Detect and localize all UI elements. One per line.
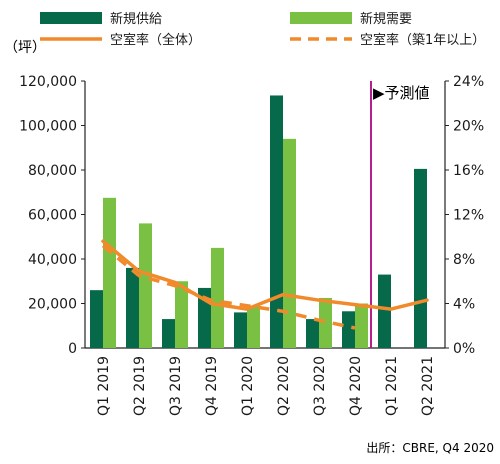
legend-label: 空室率（全体） — [110, 32, 201, 48]
right-tick-label: 20% — [453, 119, 484, 135]
demand-bar — [355, 303, 368, 348]
right-tick-label: 8% — [453, 252, 475, 268]
legend-label: 新規需要 — [360, 11, 412, 27]
supply-bar — [270, 95, 283, 349]
y-axis-unit-label: （坪） — [4, 40, 46, 56]
category-label: Q1 2021 — [384, 356, 400, 416]
supply-bar — [414, 168, 427, 348]
tick-labels: 0 20,000 40,000 60,000 80,000 100,000 120,000 0… — [19, 74, 484, 416]
category-label: Q3 2020 — [312, 356, 328, 416]
source-label: 出所：CBRE, Q4 2020 — [366, 441, 494, 455]
left-tick-label: 80,000 — [28, 163, 77, 179]
category-label: Q4 2019 — [204, 356, 220, 416]
lines — [101, 81, 429, 348]
left-tick-label: 20,000 — [28, 297, 77, 313]
left-tick-label: 0 — [68, 341, 77, 357]
left-tick-label: 120,000 — [19, 74, 77, 90]
category-label: Q1 2020 — [240, 356, 256, 416]
demand-bar — [175, 281, 188, 348]
category-label: Q2 2021 — [420, 356, 436, 416]
vacancy-all-line — [101, 239, 429, 311]
right-tick-label: 16% — [453, 163, 484, 179]
category-label: Q2 2020 — [276, 356, 292, 416]
right-tick-label: 12% — [453, 208, 484, 224]
demand-bar — [211, 247, 224, 348]
legend-swatch-supply — [40, 12, 102, 24]
right-tick-label: 0% — [453, 341, 475, 357]
right-tick-label: 4% — [453, 297, 475, 313]
demand-bar — [247, 305, 260, 348]
left-tick-label: 100,000 — [19, 119, 77, 135]
supply-bar — [306, 319, 319, 348]
left-tick-label: 60,000 — [28, 208, 77, 224]
demand-bar — [319, 297, 332, 348]
demand-bar — [283, 138, 296, 348]
legend-label: 新規供給 — [110, 11, 162, 27]
supply-bar — [234, 312, 247, 348]
supply-bar — [342, 311, 355, 348]
category-label: Q4 2020 — [348, 356, 364, 416]
supply-bar — [126, 267, 139, 348]
demand-bar — [139, 223, 152, 348]
supply-bar — [162, 319, 175, 348]
category-label: Q3 2019 — [168, 356, 184, 416]
supply-bar — [90, 290, 103, 348]
supply-bar — [378, 274, 391, 348]
category-label: Q1 2019 — [96, 356, 112, 416]
legend-label: 空室率（築1年以上） — [360, 32, 485, 48]
left-tick-label: 40,000 — [28, 252, 77, 268]
vacancy-1y-dashed-line — [101, 244, 356, 330]
legend-swatch-demand — [290, 12, 352, 24]
category-label: Q2 2019 — [132, 356, 148, 416]
forecast-label: ▶予測値 — [373, 84, 430, 102]
right-tick-label: 24% — [453, 74, 484, 90]
demand-bar — [103, 197, 116, 348]
bars — [90, 95, 427, 349]
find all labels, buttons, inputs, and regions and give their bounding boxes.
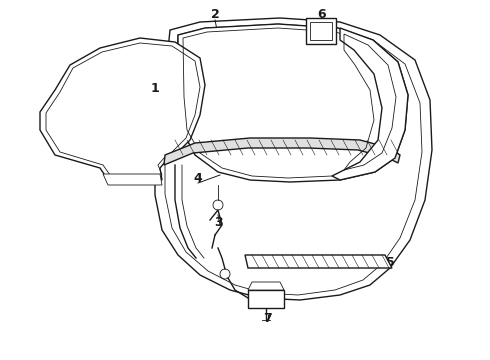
Text: 4: 4 — [194, 171, 202, 185]
Text: 7: 7 — [264, 311, 272, 324]
Polygon shape — [306, 18, 336, 44]
Polygon shape — [248, 290, 284, 308]
Polygon shape — [103, 174, 162, 185]
Polygon shape — [164, 138, 400, 165]
Polygon shape — [332, 28, 408, 180]
Polygon shape — [178, 24, 408, 182]
Polygon shape — [245, 255, 392, 268]
Text: 2: 2 — [211, 8, 220, 21]
Polygon shape — [155, 18, 432, 300]
Text: 6: 6 — [318, 8, 326, 21]
Text: 5: 5 — [386, 256, 394, 269]
Text: 1: 1 — [150, 81, 159, 95]
Text: 3: 3 — [214, 216, 222, 229]
Polygon shape — [248, 282, 284, 290]
Polygon shape — [40, 38, 205, 180]
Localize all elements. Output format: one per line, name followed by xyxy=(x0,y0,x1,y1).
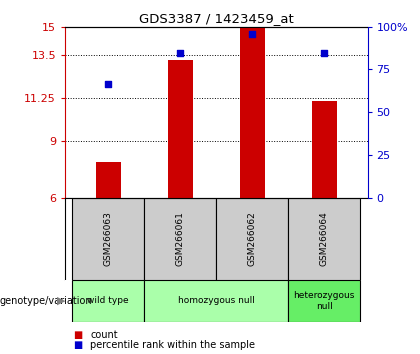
Bar xyxy=(288,198,360,280)
Text: GSM266061: GSM266061 xyxy=(176,211,185,267)
Title: GDS3387 / 1423459_at: GDS3387 / 1423459_at xyxy=(139,12,294,25)
Bar xyxy=(288,280,360,322)
Point xyxy=(321,50,328,56)
Text: percentile rank within the sample: percentile rank within the sample xyxy=(90,340,255,350)
Bar xyxy=(144,198,216,280)
Text: GSM266064: GSM266064 xyxy=(320,212,329,266)
Point xyxy=(177,50,184,56)
Text: heterozygous
null: heterozygous null xyxy=(294,291,355,310)
Text: homozygous null: homozygous null xyxy=(178,296,255,306)
Point xyxy=(249,32,256,37)
Bar xyxy=(144,280,288,322)
Bar xyxy=(72,198,144,280)
Text: ■: ■ xyxy=(74,330,83,339)
Text: ■: ■ xyxy=(74,340,83,350)
Text: ▶: ▶ xyxy=(57,296,65,306)
Bar xyxy=(72,280,144,322)
Bar xyxy=(168,60,193,198)
Bar xyxy=(216,198,288,280)
Text: count: count xyxy=(90,330,118,339)
Point xyxy=(105,81,112,87)
Bar xyxy=(312,101,337,198)
Text: genotype/variation: genotype/variation xyxy=(0,296,93,306)
Bar xyxy=(96,162,121,198)
Text: GSM266062: GSM266062 xyxy=(248,212,257,266)
Text: GSM266063: GSM266063 xyxy=(104,211,113,267)
Bar xyxy=(240,28,265,198)
Text: wild type: wild type xyxy=(87,296,129,306)
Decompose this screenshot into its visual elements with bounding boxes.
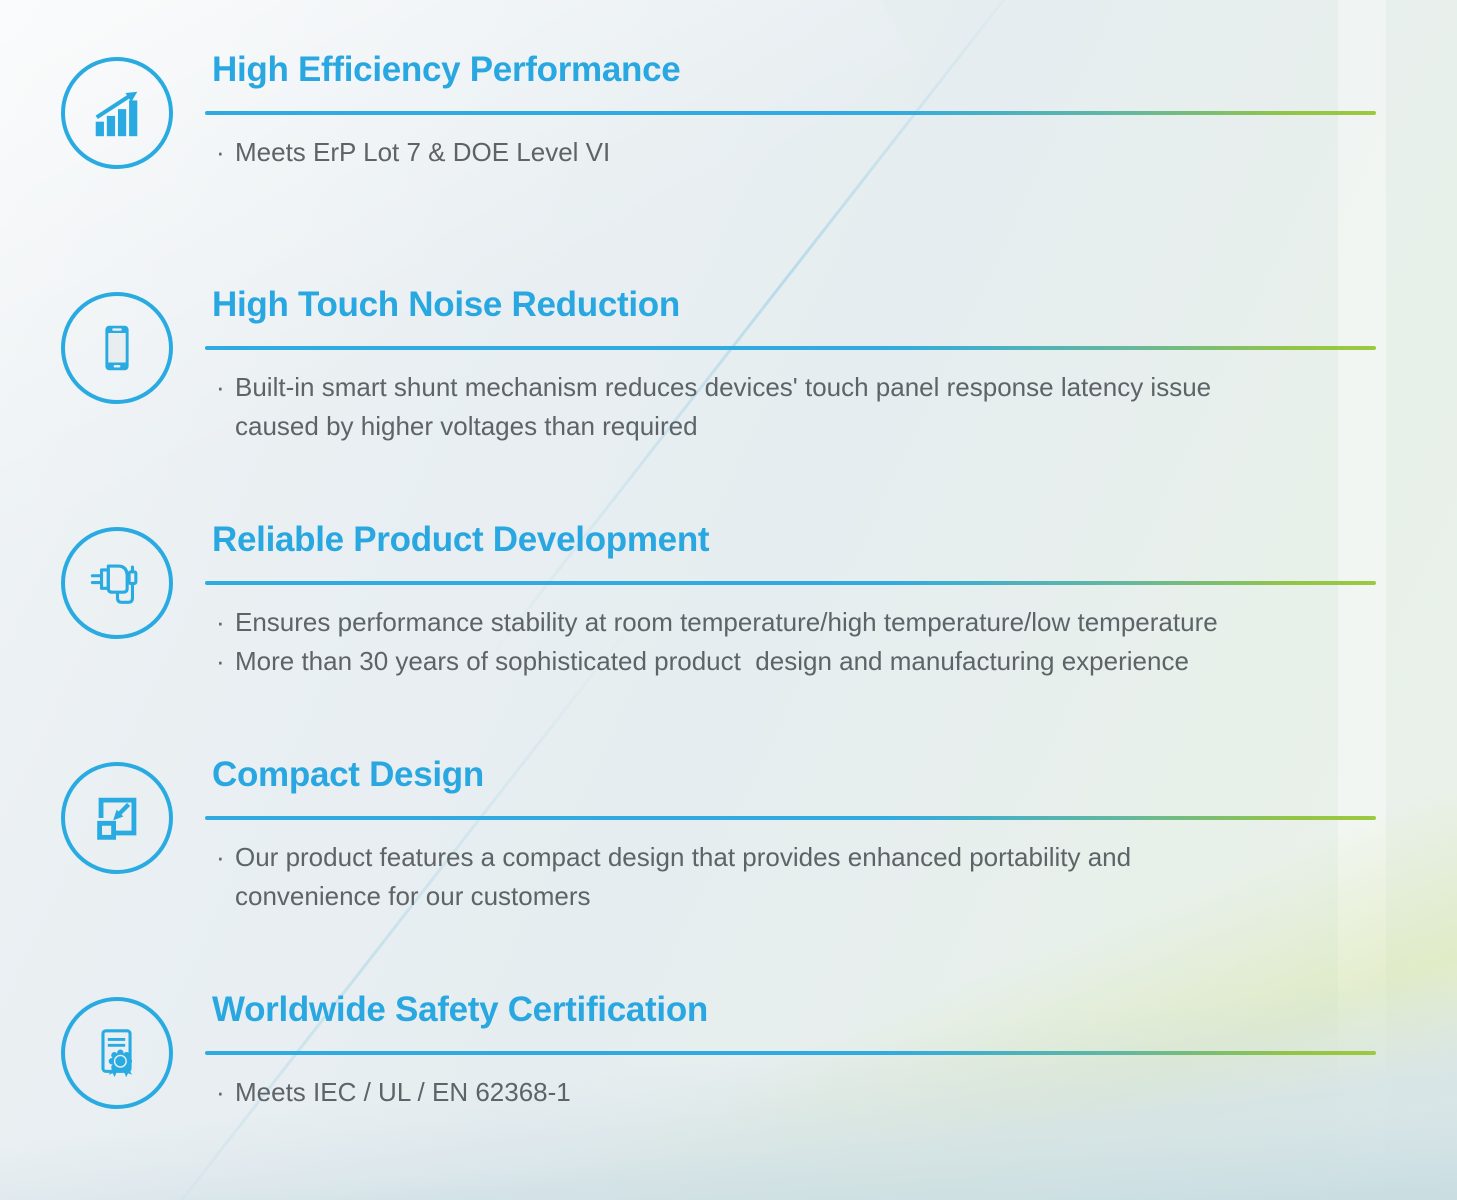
bullet-dot: · xyxy=(216,607,225,637)
feature-bullet-list: · Our product features a compact design … xyxy=(214,838,1457,916)
feature-bullet: · Built-in smart shunt mechanism reduces… xyxy=(214,368,1457,446)
compact-resize-icon xyxy=(97,797,137,840)
feature-bullet: · Ensures performance stability at room … xyxy=(214,603,1457,642)
feature-title: Compact Design xyxy=(212,755,484,794)
feature-bullet-list: · Meets IEC / UL / EN 62368-1 xyxy=(214,1073,1457,1112)
feature-title: High Efficiency Performance xyxy=(212,50,681,89)
feature-title: Worldwide Safety Certification xyxy=(212,990,708,1029)
feature-icon-circle xyxy=(61,762,173,874)
feature-bullet: · Meets IEC / UL / EN 62368-1 xyxy=(214,1073,1457,1112)
feature-bullet-list: · Meets ErP Lot 7 & DOE Level VI xyxy=(214,133,1457,172)
heading-underline xyxy=(205,111,1376,115)
heading-underline xyxy=(205,346,1376,350)
heading-underline xyxy=(205,816,1376,820)
smartphone-icon xyxy=(105,325,129,371)
feature-bullet-list: · Ensures performance stability at room … xyxy=(214,603,1457,681)
bullet-dot: · xyxy=(216,372,225,402)
heading-underline xyxy=(205,1051,1376,1055)
feature-icon-circle xyxy=(61,527,173,639)
feature-icon-circle xyxy=(61,292,173,404)
feature-bullet: · Our product features a compact design … xyxy=(214,838,1457,916)
feature-bullet: · Meets ErP Lot 7 & DOE Level VI xyxy=(214,133,1457,172)
power-adapter-icon xyxy=(90,564,138,604)
bullet-dot: · xyxy=(216,842,225,872)
feature-icon-circle xyxy=(61,997,173,1109)
feature-title: High Touch Noise Reduction xyxy=(212,285,680,324)
bullet-dot: · xyxy=(216,137,225,167)
feature-bullet-list: · Built-in smart shunt mechanism reduces… xyxy=(214,368,1457,446)
bar-chart-growth-icon xyxy=(95,91,138,137)
bullet-dot: · xyxy=(216,646,225,676)
feature-icon-circle xyxy=(61,57,173,169)
feature-bullet: · More than 30 years of sophisticated pr… xyxy=(214,642,1457,681)
heading-underline xyxy=(205,581,1376,585)
certificate-icon xyxy=(101,1029,133,1078)
bullet-dot: · xyxy=(216,1077,225,1107)
feature-title: Reliable Product Development xyxy=(212,520,710,559)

- - - - -

§ **EXERCISE BRIEF**:
Please write out the records from the line containing "bullet-dot: · xyxy=(216,607,225,637)" through the line containing "feature-bullet-list: · Meets IEC", both included.

§ **OUTPUT OF THE EXERCISE**:
bullet-dot: · xyxy=(216,607,225,637)
feature-bullet-list: · Our product features a compact design … xyxy=(214,838,1457,916)
feature-bullet: · Built-in smart shunt mechanism reduces… xyxy=(214,368,1457,446)
compact-resize-icon xyxy=(97,797,137,840)
feature-bullet: · Ensures performance stability at room … xyxy=(214,603,1457,642)
feature-title: Compact Design xyxy=(212,755,484,794)
feature-bullet-list: · Meets IEC / UL / EN 62368-1 xyxy=(214,1073,1457,1112)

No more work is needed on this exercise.